### YOUR INSTRUCTIONS
Pull each line holding the word "choisir" from the data.

Stored data:
=-=-=-=-=

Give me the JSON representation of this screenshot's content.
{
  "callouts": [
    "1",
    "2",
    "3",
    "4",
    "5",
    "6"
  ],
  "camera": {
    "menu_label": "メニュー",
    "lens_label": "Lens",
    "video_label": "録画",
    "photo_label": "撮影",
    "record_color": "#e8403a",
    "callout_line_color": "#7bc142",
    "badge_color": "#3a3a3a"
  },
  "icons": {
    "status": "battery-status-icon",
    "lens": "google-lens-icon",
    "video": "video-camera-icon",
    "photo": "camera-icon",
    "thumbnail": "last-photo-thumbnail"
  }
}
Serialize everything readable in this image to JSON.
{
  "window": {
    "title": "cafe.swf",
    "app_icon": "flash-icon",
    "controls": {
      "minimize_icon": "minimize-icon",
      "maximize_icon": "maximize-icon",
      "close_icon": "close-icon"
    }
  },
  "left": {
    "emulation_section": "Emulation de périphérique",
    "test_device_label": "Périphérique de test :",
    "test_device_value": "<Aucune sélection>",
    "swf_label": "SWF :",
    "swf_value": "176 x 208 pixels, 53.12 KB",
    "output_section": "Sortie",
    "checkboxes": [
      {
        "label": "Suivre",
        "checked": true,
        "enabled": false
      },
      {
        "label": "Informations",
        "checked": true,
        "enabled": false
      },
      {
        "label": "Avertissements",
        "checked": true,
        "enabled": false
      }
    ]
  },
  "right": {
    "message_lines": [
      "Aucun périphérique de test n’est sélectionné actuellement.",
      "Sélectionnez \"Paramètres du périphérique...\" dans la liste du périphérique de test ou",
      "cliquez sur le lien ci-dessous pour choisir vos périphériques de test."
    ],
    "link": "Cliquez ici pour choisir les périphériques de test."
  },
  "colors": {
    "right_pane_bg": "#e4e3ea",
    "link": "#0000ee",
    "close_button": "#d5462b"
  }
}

=-=-=-=-=

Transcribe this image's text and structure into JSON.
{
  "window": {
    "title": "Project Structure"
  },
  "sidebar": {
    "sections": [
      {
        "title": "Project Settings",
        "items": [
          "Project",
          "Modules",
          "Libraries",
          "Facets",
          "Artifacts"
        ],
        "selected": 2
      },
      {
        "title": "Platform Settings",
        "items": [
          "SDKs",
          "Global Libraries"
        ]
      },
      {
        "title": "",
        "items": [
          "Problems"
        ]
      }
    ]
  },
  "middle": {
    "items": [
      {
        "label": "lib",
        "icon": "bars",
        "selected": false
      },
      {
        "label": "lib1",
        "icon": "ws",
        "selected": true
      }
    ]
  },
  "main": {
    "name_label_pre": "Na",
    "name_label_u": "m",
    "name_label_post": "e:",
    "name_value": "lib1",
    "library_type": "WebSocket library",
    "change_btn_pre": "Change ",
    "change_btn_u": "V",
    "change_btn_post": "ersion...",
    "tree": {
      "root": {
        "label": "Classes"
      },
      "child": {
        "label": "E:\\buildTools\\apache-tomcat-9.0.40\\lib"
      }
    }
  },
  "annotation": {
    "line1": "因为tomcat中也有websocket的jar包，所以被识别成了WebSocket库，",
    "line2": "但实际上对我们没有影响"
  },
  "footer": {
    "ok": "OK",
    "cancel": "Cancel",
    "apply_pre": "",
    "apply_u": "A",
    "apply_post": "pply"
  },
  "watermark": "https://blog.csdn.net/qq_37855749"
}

=-=-=-=-=

### RESPONSE TO THIS EXERCISE
      "cliquez sur le lien ci-dessous pour choisir vos périphériques de test."
    "link": "Cliquez ici pour choisir les périphériques de test."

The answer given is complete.